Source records
◆ ◆ ◆ ◆ ◆ ◆ ◆

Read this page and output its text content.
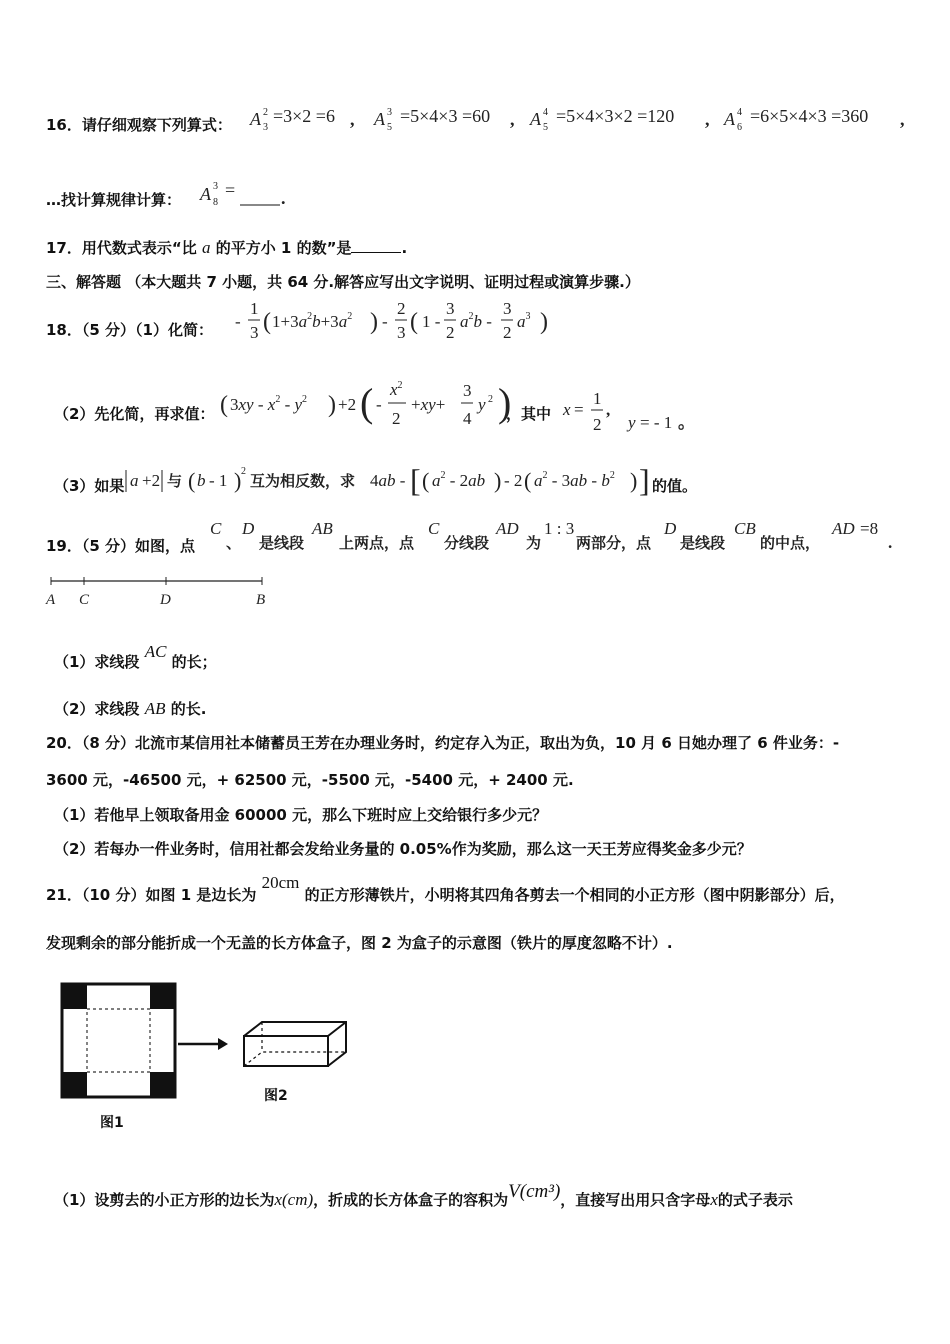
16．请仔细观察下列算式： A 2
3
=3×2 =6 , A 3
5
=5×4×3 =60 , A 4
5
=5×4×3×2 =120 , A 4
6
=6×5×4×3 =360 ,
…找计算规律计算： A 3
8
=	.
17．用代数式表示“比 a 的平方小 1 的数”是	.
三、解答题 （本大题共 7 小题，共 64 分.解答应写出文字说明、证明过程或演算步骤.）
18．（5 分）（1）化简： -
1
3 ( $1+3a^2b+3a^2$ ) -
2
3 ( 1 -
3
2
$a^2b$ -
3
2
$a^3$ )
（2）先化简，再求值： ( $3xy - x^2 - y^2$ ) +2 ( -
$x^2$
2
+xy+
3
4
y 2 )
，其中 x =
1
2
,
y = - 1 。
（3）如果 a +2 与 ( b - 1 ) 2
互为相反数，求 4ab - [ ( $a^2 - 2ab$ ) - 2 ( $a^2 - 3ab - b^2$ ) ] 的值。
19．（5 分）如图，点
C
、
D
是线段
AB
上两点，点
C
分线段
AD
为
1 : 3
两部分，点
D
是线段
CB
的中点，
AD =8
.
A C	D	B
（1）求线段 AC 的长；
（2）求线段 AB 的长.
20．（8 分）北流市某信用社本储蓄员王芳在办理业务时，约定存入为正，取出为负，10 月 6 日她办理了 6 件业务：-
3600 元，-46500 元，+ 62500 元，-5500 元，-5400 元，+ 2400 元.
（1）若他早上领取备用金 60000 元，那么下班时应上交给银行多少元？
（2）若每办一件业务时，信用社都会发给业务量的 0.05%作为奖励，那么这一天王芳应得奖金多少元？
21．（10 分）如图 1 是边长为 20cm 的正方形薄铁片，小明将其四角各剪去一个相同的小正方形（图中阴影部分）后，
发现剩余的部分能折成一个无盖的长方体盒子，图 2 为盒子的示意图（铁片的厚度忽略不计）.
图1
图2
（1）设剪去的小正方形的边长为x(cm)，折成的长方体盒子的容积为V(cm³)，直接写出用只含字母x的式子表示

◆ ◆ ◆ ◆ ◆ ◆ ◆

Your copy of the data should match it exactly, except that pictures are left out.

Read this page and output its text content.
16．请仔细观察下列算式： A 2
3
=3×2 =6 , A 3
5
=5×4×3 =60 , A 4
5
=5×4×3×2 =120 , A 4
6
=6×5×4×3 =360 ,
…找计算规律计算： A 3
8
=	.
17．用代数式表示“比 a 的平方小 1 的数”是	.
三、解答题 （本大题共 7 小题，共 64 分.解答应写出文字说明、证明过程或演算步骤.）
18．（5 分）（1）化简： -
1
3 ( $1+3a^2b+3a^2$ ) -
2
3 ( 1 -
3
2
$a^2b$ -
3
2
$a^3$ )
（2）先化简，再求值： ( $3xy - x^2 - y^2$ ) +2 ( -
$x^2$
2
+xy+
3
4
y 2 )
，其中 x =
1
2
,
y = - 1 。
（3）如果 a +2 与 ( b - 1 ) 2
互为相反数，求 4ab - [ ( $a^2 - 2ab$ ) - 2 ( $a^2 - 3ab - b^2$ ) ] 的值。
19．（5 分）如图，点
C
、
D
是线段
AB
上两点，点
C
分线段
AD
为
1 : 3
两部分，点
D
是线段
CB
的中点，
AD =8
.
A C	D	B
（1）求线段 AC 的长；
（2）求线段 AB 的长.
20．（8 分）北流市某信用社本储蓄员王芳在办理业务时，约定存入为正，取出为负，10 月 6 日她办理了 6 件业务：-
3600 元，-46500 元，+ 62500 元，-5500 元，-5400 元，+ 2400 元.
（1）若他早上领取备用金 60000 元，那么下班时应上交给银行多少元？
（2）若每办一件业务时，信用社都会发给业务量的 0.05%作为奖励，那么这一天王芳应得奖金多少元？
21．（10 分）如图 1 是边长为 20cm 的正方形薄铁片，小明将其四角各剪去一个相同的小正方形（图中阴影部分）后，
发现剩余的部分能折成一个无盖的长方体盒子，图 2 为盒子的示意图（铁片的厚度忽略不计）.
图1
图2
（1）设剪去的小正方形的边长为x(cm)，折成的长方体盒子的容积为V(cm³)，直接写出用只含字母x的式子表示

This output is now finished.